Gather each line in the entries that includes the string "mesiacmi".
* begin LISTING *
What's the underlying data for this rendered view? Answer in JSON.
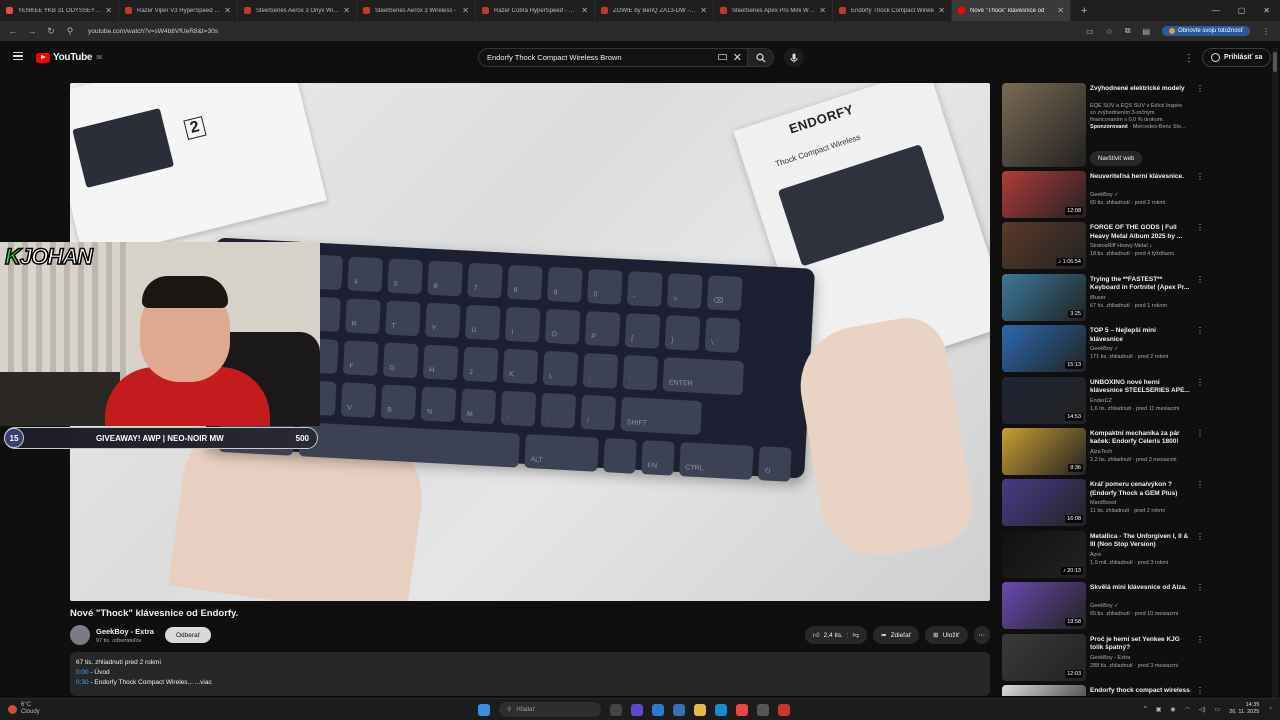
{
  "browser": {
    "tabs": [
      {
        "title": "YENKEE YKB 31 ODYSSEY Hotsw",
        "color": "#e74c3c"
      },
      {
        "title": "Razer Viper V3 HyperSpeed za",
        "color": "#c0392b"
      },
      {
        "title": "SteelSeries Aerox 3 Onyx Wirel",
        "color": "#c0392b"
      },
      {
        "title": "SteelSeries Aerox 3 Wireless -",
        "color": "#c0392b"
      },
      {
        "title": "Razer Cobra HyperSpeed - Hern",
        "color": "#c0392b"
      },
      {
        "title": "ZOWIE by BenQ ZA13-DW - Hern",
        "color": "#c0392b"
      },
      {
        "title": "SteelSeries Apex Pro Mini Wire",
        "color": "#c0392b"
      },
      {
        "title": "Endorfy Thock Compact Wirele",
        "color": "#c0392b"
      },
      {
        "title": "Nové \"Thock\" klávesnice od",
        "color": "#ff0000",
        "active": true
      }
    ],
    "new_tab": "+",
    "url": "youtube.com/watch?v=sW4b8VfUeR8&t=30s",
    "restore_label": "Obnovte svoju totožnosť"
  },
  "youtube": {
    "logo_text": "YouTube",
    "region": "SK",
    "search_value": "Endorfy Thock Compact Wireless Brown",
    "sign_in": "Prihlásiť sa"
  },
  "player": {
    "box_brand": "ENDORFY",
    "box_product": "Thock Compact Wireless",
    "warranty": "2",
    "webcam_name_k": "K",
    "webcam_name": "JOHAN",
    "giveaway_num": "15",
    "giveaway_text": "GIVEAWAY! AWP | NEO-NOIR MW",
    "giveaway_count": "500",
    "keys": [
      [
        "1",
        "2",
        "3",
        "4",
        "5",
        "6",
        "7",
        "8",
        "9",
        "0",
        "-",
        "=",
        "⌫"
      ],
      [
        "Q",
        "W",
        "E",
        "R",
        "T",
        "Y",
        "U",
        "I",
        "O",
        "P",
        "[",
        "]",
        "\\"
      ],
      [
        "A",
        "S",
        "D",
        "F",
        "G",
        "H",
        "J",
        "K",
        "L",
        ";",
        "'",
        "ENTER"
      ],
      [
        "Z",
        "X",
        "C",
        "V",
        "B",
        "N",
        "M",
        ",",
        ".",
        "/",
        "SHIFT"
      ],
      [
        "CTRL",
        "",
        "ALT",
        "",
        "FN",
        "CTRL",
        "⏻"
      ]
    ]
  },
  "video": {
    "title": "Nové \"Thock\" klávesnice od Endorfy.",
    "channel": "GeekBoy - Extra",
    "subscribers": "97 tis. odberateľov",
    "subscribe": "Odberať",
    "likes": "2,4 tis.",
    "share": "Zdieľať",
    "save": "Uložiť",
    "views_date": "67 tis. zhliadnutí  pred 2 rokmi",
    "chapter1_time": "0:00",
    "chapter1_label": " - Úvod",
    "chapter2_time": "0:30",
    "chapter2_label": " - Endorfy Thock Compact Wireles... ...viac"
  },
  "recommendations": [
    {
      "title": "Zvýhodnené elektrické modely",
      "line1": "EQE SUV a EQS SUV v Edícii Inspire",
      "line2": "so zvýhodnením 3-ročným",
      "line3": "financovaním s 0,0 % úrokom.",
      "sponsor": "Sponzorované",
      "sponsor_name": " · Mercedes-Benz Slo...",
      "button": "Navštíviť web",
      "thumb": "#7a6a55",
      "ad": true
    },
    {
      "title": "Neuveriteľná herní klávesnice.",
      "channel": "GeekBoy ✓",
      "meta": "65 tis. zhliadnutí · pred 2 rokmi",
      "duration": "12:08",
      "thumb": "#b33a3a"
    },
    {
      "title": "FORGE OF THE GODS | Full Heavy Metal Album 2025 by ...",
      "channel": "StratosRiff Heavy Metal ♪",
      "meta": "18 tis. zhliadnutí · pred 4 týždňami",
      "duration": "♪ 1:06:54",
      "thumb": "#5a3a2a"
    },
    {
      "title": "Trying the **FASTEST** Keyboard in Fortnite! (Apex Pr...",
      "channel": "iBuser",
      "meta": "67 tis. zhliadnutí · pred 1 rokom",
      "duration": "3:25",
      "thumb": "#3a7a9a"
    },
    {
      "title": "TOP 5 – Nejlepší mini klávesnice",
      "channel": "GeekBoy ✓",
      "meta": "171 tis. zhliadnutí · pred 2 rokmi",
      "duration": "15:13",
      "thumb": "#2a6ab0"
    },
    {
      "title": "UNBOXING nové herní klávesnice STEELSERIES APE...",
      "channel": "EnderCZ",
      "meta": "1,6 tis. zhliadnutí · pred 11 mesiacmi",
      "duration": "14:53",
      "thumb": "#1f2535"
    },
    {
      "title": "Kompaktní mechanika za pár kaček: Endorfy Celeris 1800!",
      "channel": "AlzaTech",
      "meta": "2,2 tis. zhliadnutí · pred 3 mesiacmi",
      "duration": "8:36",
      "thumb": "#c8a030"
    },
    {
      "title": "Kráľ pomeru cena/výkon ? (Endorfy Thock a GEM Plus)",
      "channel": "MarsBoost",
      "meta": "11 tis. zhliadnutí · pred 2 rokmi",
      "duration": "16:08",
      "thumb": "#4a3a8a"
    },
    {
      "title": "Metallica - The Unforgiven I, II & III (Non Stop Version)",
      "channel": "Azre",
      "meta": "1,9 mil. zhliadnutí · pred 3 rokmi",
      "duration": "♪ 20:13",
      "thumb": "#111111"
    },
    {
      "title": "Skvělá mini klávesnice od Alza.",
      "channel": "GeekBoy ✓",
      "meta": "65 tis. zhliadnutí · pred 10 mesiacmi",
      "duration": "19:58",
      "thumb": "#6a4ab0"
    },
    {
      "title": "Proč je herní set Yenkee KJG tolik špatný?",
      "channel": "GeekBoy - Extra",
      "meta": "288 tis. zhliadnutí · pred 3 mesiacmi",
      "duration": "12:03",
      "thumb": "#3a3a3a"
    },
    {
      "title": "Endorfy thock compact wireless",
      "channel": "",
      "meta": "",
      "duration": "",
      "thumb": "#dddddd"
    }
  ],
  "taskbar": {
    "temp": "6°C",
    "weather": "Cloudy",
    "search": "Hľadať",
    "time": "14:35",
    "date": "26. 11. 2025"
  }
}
* end LISTING *
* [CORRECT RESPONSE]:
      "meta": "1,6 tis. zhliadnutí · pred 11 mesiacmi",
      "meta": "2,2 tis. zhliadnutí · pred 3 mesiacmi",
      "meta": "65 tis. zhliadnutí · pred 10 mesiacmi",
      "meta": "288 tis. zhliadnutí · pred 3 mesiacmi",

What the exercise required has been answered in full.